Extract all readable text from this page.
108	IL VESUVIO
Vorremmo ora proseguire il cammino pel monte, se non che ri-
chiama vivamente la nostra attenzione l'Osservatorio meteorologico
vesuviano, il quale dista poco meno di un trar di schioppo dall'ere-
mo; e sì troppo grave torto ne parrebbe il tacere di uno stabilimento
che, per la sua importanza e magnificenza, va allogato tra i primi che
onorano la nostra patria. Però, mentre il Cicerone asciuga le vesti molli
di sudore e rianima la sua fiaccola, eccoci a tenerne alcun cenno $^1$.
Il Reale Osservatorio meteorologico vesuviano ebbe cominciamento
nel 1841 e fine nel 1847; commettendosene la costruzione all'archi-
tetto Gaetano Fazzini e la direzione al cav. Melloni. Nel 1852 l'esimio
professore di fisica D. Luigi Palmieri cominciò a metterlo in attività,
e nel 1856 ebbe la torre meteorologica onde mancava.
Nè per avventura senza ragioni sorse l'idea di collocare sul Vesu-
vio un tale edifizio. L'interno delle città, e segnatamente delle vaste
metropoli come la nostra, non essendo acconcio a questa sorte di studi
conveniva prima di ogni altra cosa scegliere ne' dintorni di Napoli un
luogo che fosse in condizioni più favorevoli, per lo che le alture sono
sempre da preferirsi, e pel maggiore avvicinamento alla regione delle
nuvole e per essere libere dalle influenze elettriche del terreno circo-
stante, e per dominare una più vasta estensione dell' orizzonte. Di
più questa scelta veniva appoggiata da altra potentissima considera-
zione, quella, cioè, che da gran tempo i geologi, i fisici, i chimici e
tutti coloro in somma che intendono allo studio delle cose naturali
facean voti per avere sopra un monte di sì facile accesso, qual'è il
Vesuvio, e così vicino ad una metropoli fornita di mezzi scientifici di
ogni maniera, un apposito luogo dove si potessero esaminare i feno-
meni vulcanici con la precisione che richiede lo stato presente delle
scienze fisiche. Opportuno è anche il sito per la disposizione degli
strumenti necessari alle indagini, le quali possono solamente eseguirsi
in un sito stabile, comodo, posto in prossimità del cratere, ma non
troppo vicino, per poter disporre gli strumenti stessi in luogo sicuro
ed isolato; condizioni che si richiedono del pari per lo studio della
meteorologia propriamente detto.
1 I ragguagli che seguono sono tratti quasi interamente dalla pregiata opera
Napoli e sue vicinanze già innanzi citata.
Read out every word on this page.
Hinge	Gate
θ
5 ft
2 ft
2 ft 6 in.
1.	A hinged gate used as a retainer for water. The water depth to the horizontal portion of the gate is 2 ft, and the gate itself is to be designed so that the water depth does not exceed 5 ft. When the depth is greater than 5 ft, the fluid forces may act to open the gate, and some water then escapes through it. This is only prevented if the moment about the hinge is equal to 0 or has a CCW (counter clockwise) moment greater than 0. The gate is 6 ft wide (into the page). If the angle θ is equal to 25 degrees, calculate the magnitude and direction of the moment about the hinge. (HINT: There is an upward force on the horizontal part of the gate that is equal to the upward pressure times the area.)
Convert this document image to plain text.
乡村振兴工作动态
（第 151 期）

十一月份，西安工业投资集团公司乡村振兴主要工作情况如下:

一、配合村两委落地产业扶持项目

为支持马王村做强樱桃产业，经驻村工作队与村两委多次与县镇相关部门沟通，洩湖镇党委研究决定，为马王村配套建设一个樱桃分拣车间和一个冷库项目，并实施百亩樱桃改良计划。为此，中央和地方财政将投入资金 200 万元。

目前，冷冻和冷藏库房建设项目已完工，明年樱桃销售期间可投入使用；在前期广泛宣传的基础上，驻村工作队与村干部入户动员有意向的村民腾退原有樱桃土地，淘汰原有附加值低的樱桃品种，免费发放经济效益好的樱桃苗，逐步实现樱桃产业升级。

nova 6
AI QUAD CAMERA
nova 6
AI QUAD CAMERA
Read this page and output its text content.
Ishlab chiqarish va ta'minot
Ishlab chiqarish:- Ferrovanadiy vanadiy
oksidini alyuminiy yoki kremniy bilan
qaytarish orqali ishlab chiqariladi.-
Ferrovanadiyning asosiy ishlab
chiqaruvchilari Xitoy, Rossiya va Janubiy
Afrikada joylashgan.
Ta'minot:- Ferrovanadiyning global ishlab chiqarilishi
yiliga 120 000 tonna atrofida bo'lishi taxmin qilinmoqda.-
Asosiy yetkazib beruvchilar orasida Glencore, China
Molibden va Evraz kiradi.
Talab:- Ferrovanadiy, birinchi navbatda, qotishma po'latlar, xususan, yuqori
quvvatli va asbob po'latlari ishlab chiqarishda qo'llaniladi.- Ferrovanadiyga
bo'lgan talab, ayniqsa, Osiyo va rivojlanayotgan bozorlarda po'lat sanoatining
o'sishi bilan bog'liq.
◇ ◇ ◇ ◇
- [SHORT TASK] Each line of the material that holds the string "luogo" counts once; give the total alone.

- [EXERCISE OUTPUT] 3